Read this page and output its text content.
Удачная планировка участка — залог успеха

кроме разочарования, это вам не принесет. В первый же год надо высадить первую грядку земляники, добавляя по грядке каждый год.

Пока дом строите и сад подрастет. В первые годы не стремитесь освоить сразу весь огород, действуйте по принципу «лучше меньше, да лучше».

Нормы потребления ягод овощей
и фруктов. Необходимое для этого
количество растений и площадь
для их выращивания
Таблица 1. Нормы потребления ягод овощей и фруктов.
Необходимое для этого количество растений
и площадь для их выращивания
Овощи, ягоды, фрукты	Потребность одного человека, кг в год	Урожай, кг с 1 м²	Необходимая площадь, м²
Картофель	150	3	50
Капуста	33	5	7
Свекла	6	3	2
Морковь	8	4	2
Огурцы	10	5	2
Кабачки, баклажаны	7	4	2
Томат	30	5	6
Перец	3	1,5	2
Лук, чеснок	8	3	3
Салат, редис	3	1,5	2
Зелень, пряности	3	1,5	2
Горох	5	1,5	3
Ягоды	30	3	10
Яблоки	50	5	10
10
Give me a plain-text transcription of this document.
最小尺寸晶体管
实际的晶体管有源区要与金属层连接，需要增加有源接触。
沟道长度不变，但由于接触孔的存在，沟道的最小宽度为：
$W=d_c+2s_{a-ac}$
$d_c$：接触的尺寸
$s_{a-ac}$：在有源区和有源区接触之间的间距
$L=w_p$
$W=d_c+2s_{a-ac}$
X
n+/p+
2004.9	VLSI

## EXERCISE INSTRUCTIONS
Starting at the line that contains "Give me a plain-text", quote each remaining line of the entries above, unchanged.

## WRITTEN SOLUTION
Give me a plain-text transcription of this document.
最小尺寸晶体管
实际的晶体管有源区要与金属层连接，需要增加有源接触。
沟道长度不变，但由于接触孔的存在，沟道的最小宽度为：
$W=d_c+2s_{a-ac}$
$d_c$：接触的尺寸
$s_{a-ac}$：在有源区和有源区接触之间的间距
$L=w_p$
$W=d_c+2s_{a-ac}$
X
n+/p+
2004.9	VLSI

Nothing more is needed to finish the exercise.